§ REQUIREMENTS:
Exclude the pictures, then copy all remaining records exactly.

[Excerpts from a figure dataset]

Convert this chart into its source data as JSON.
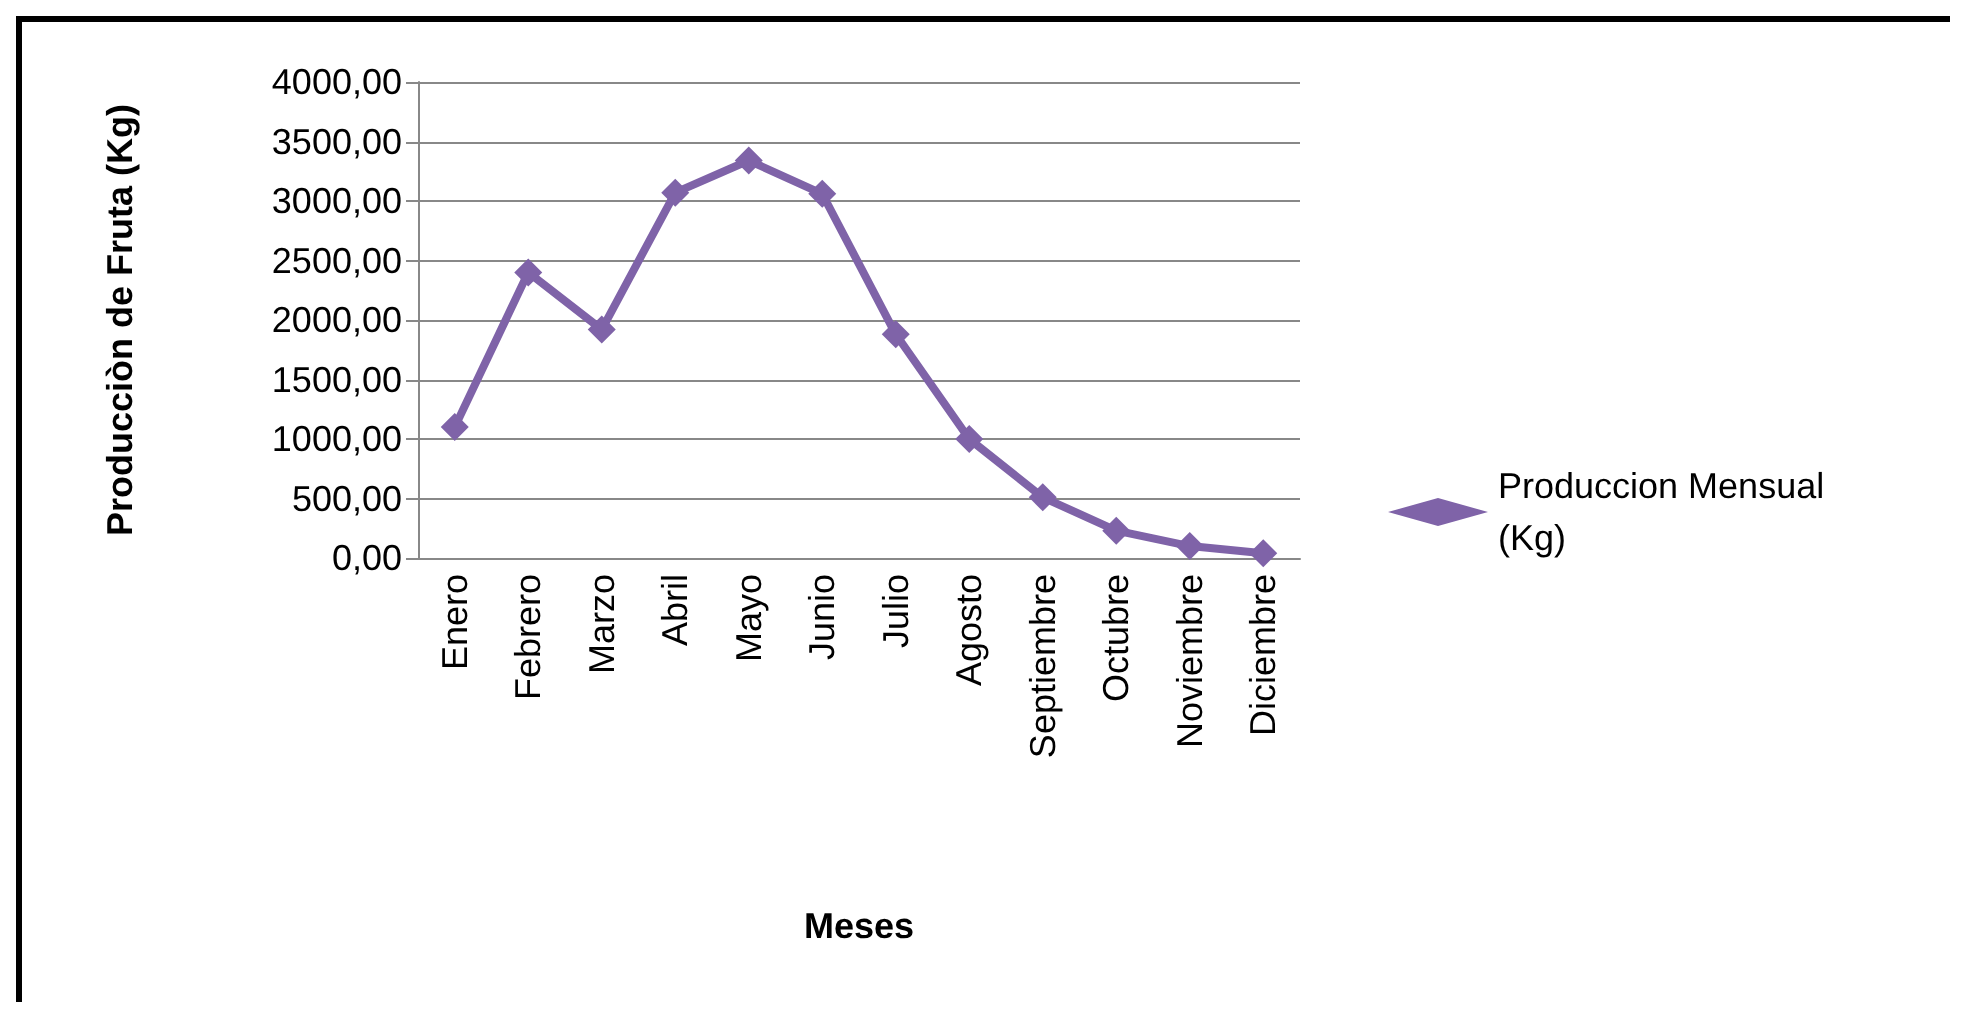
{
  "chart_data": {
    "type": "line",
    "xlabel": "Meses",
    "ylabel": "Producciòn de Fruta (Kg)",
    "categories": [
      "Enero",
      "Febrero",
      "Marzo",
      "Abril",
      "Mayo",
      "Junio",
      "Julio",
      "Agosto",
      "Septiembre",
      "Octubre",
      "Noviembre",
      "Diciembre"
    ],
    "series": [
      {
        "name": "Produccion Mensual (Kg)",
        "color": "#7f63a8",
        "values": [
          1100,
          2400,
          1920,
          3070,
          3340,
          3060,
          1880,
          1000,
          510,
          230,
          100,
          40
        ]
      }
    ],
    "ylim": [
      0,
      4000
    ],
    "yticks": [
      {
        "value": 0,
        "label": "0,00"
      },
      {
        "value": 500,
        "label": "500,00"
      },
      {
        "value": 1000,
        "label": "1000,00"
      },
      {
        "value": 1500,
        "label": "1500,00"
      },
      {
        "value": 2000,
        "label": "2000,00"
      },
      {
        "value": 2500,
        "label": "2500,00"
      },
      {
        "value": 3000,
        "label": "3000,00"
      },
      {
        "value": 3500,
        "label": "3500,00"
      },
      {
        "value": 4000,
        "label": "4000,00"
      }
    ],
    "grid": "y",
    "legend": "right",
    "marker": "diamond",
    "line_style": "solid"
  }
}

§ OUTPUT FOR THIS TASK:
Convert this chart into its source data as JSON.
{
  "chart_data": {
    "type": "line",
    "xlabel": "Meses",
    "ylabel": "Producciòn de Fruta (Kg)",
    "categories": [
      "Enero",
      "Febrero",
      "Marzo",
      "Abril",
      "Mayo",
      "Junio",
      "Julio",
      "Agosto",
      "Septiembre",
      "Octubre",
      "Noviembre",
      "Diciembre"
    ],
    "series": [
      {
        "name": "Produccion Mensual (Kg)",
        "color": "#7f63a8",
        "values": [
          1100,
          2400,
          1920,
          3070,
          3340,
          3060,
          1880,
          1000,
          510,
          230,
          100,
          40
        ]
      }
    ],
    "ylim": [
      0,
      4000
    ],
    "yticks": [
      {
        "value": 0,
        "label": "0,00"
      },
      {
        "value": 500,
        "label": "500,00"
      },
      {
        "value": 1000,
        "label": "1000,00"
      },
      {
        "value": 1500,
        "label": "1500,00"
      },
      {
        "value": 2000,
        "label": "2000,00"
      },
      {
        "value": 2500,
        "label": "2500,00"
      },
      {
        "value": 3000,
        "label": "3000,00"
      },
      {
        "value": 3500,
        "label": "3500,00"
      },
      {
        "value": 4000,
        "label": "4000,00"
      }
    ],
    "grid": "y",
    "legend": "right",
    "marker": "diamond",
    "line_style": "solid"
  }
}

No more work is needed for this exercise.